Extracted data entries
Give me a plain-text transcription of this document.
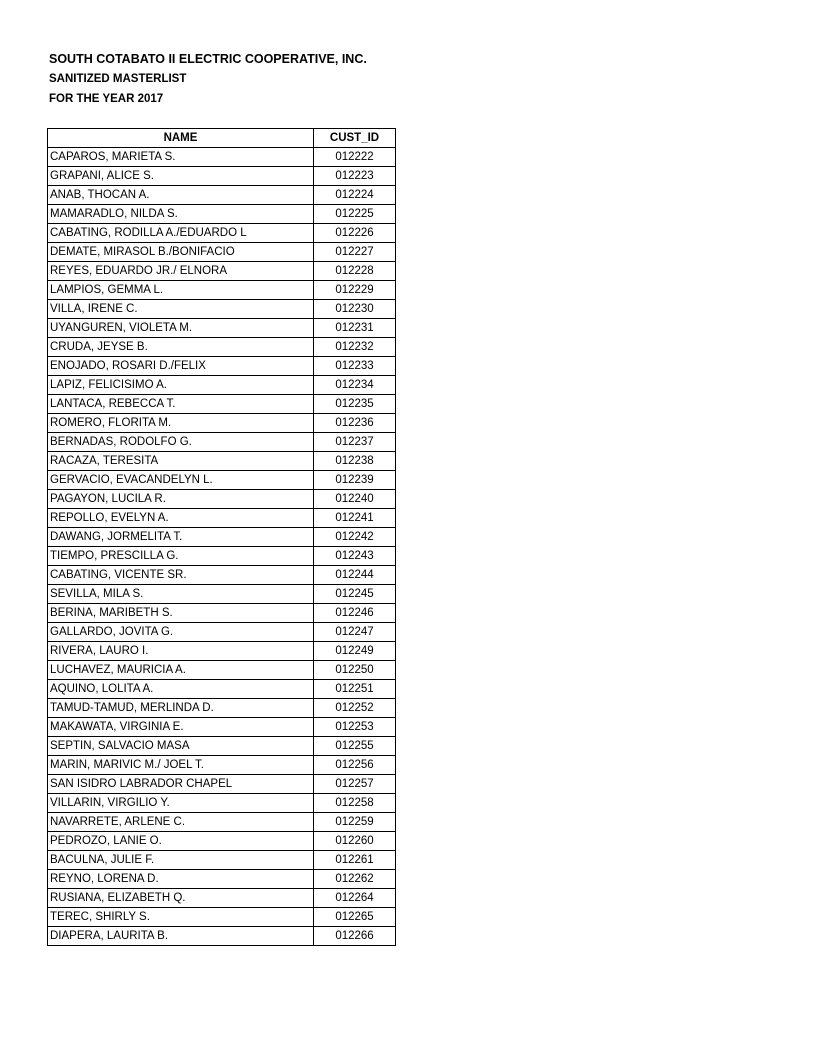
SOUTH COTABATO II ELECTRIC COOPERATIVE, INC.
SANITIZED MASTERLIST
FOR THE YEAR 2017
NAME	CUST_ID
CAPAROS, MARIETA S.	012222
GRAPANI, ALICE S.	012223
ANAB, THOCAN A.	012224
MAMARADLO, NILDA S.	012225
CABATING, RODILLA A./EDUARDO L	012226
DEMATE, MIRASOL B./BONIFACIO	012227
REYES, EDUARDO JR./ ELNORA	012228
LAMPIOS, GEMMA L.	012229
VILLA, IRENE C.	012230
UYANGUREN, VIOLETA M.	012231
CRUDA, JEYSE B.	012232
ENOJADO, ROSARI D./FELIX	012233
LAPIZ, FELICISIMO A.	012234
LANTACA, REBECCA T.	012235
ROMERO, FLORITA M.	012236
BERNADAS, RODOLFO G.	012237
RACAZA, TERESITA	012238
GERVACIO, EVACANDELYN L.	012239
PAGAYON, LUCILA R.	012240
REPOLLO, EVELYN A.	012241
DAWANG, JORMELITA T.	012242
TIEMPO, PRESCILLA G.	012243
CABATING, VICENTE SR.	012244
SEVILLA, MILA S.	012245
BERINA, MARIBETH S.	012246
GALLARDO, JOVITA G.	012247
RIVERA, LAURO I.	012249
LUCHAVEZ, MAURICIA A.	012250
AQUINO, LOLITA A.	012251
TAMUD-TAMUD, MERLINDA D.	012252
MAKAWATA, VIRGINIA E.	012253
SEPTIN, SALVACIO MASA	012255
MARIN, MARIVIC M./ JOEL T.	012256
SAN ISIDRO LABRADOR CHAPEL	012257
VILLARIN, VIRGILIO Y.	012258
NAVARRETE, ARLENE C.	012259
PEDROZO, LANIE O.	012260
BACULNA, JULIE F.	012261
REYNO, LORENA D.	012262
RUSIANA, ELIZABETH Q.	012264
TEREC, SHIRLY S.	012265
DIAPERA, LAURITA B.	012266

▸ **TASK GOAL**: Your job is to transcribe the entries above exactly; skip the pictures.

▸ **TASK RESPONSE**:
Give me a plain-text transcription of this document.
SOUTH COTABATO II ELECTRIC COOPERATIVE, INC.
SANITIZED MASTERLIST
FOR THE YEAR 2017
NAME	CUST_ID
CAPAROS, MARIETA S.	012222
GRAPANI, ALICE S.	012223
ANAB, THOCAN A.	012224
MAMARADLO, NILDA S.	012225
CABATING, RODILLA A./EDUARDO L	012226
DEMATE, MIRASOL B./BONIFACIO	012227
REYES, EDUARDO JR./ ELNORA	012228
LAMPIOS, GEMMA L.	012229
VILLA, IRENE C.	012230
UYANGUREN, VIOLETA M.	012231
CRUDA, JEYSE B.	012232
ENOJADO, ROSARI D./FELIX	012233
LAPIZ, FELICISIMO A.	012234
LANTACA, REBECCA T.	012235
ROMERO, FLORITA M.	012236
BERNADAS, RODOLFO G.	012237
RACAZA, TERESITA	012238
GERVACIO, EVACANDELYN L.	012239
PAGAYON, LUCILA R.	012240
REPOLLO, EVELYN A.	012241
DAWANG, JORMELITA T.	012242
TIEMPO, PRESCILLA G.	012243
CABATING, VICENTE SR.	012244
SEVILLA, MILA S.	012245
BERINA, MARIBETH S.	012246
GALLARDO, JOVITA G.	012247
RIVERA, LAURO I.	012249
LUCHAVEZ, MAURICIA A.	012250
AQUINO, LOLITA A.	012251
TAMUD-TAMUD, MERLINDA D.	012252
MAKAWATA, VIRGINIA E.	012253
SEPTIN, SALVACIO MASA	012255
MARIN, MARIVIC M./ JOEL T.	012256
SAN ISIDRO LABRADOR CHAPEL	012257
VILLARIN, VIRGILIO Y.	012258
NAVARRETE, ARLENE C.	012259
PEDROZO, LANIE O.	012260
BACULNA, JULIE F.	012261
REYNO, LORENA D.	012262
RUSIANA, ELIZABETH Q.	012264
TEREC, SHIRLY S.	012265
DIAPERA, LAURITA B.	012266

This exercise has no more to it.